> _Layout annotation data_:

-- start --

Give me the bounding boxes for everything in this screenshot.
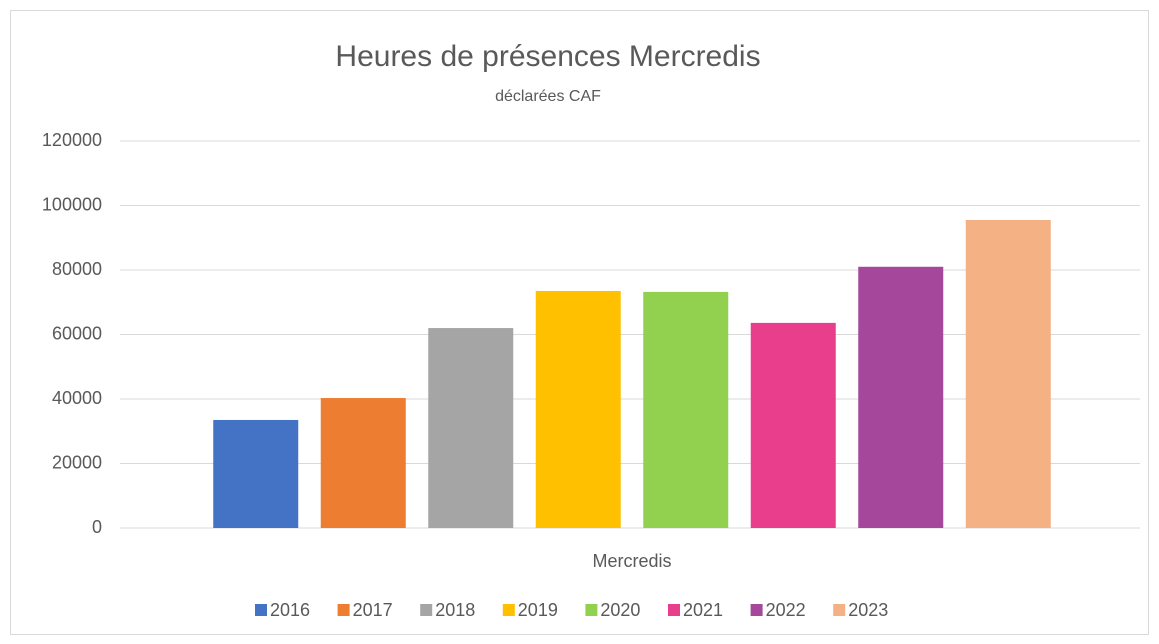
y-tick-label: 20000 — [52, 452, 102, 472]
legend-swatch — [420, 604, 433, 616]
y-tick-label: 120000 — [42, 130, 102, 150]
y-tick-label: 40000 — [52, 388, 102, 408]
bar — [428, 328, 514, 528]
legend-label: 2022 — [766, 600, 806, 620]
legend-swatch — [750, 604, 763, 616]
bar — [643, 291, 729, 528]
legend-label: 2023 — [848, 600, 888, 620]
legend-swatch — [668, 604, 680, 616]
y-tick-label: 0 — [92, 517, 102, 537]
legend-swatch — [502, 604, 515, 616]
bar — [320, 398, 406, 528]
chart-subtitle: déclarées CAF — [495, 88, 601, 105]
legend-label: 2020 — [600, 600, 640, 620]
x-axis-label: Mercredis — [592, 551, 671, 571]
y-tick-label: 80000 — [52, 259, 102, 279]
legend-swatch — [255, 604, 267, 616]
legend-swatch — [833, 604, 846, 616]
legend-label: 2018 — [435, 600, 475, 620]
bar — [213, 419, 299, 528]
y-tick-label: 60000 — [52, 323, 102, 343]
legend-label: 2021 — [683, 600, 723, 620]
bar — [750, 322, 836, 528]
bar — [858, 266, 944, 528]
legend-label: 2016 — [270, 600, 310, 620]
chart-title: Heures de présences Mercredis — [335, 40, 760, 73]
legend-label: 2019 — [518, 600, 558, 620]
bar — [535, 290, 621, 528]
legend-swatch — [585, 604, 598, 616]
y-tick-label: 100000 — [42, 194, 102, 214]
legend-swatch — [337, 604, 350, 616]
bar — [965, 220, 1051, 528]
legend-label: 2017 — [353, 600, 393, 620]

-- end --

> _Task_: Output every line of the records above exactly as it appears, leaving out the picture.

> _Answer to this task_:
Give me the bounding boxes for everything in this screenshot.
y-tick-label: 20000 — [52, 452, 102, 472]
legend-swatch — [420, 604, 433, 616]
y-tick-label: 120000 — [42, 130, 102, 150]
y-tick-label: 40000 — [52, 388, 102, 408]
bar — [428, 328, 514, 528]
legend-label: 2022 — [766, 600, 806, 620]
legend-swatch — [750, 604, 763, 616]
bar — [643, 291, 729, 528]
legend-label: 2023 — [848, 600, 888, 620]
legend-swatch — [668, 604, 680, 616]
y-tick-label: 0 — [92, 517, 102, 537]
legend-swatch — [502, 604, 515, 616]
bar — [320, 398, 406, 528]
chart-subtitle: déclarées CAF — [495, 88, 601, 105]
legend-label: 2020 — [600, 600, 640, 620]
x-axis-label: Mercredis — [592, 551, 671, 571]
y-tick-label: 80000 — [52, 259, 102, 279]
legend-swatch — [255, 604, 267, 616]
legend-swatch — [833, 604, 846, 616]
legend-label: 2018 — [435, 600, 475, 620]
bar — [213, 419, 299, 528]
y-tick-label: 60000 — [52, 323, 102, 343]
legend-label: 2021 — [683, 600, 723, 620]
bar — [750, 322, 836, 528]
bar — [858, 266, 944, 528]
legend-label: 2016 — [270, 600, 310, 620]
chart-title: Heures de présences Mercredis — [335, 40, 760, 73]
legend-label: 2019 — [518, 600, 558, 620]
bar — [535, 290, 621, 528]
legend-swatch — [585, 604, 598, 616]
y-tick-label: 100000 — [42, 194, 102, 214]
legend-swatch — [337, 604, 350, 616]
bar — [965, 220, 1051, 528]
legend-label: 2017 — [353, 600, 393, 620]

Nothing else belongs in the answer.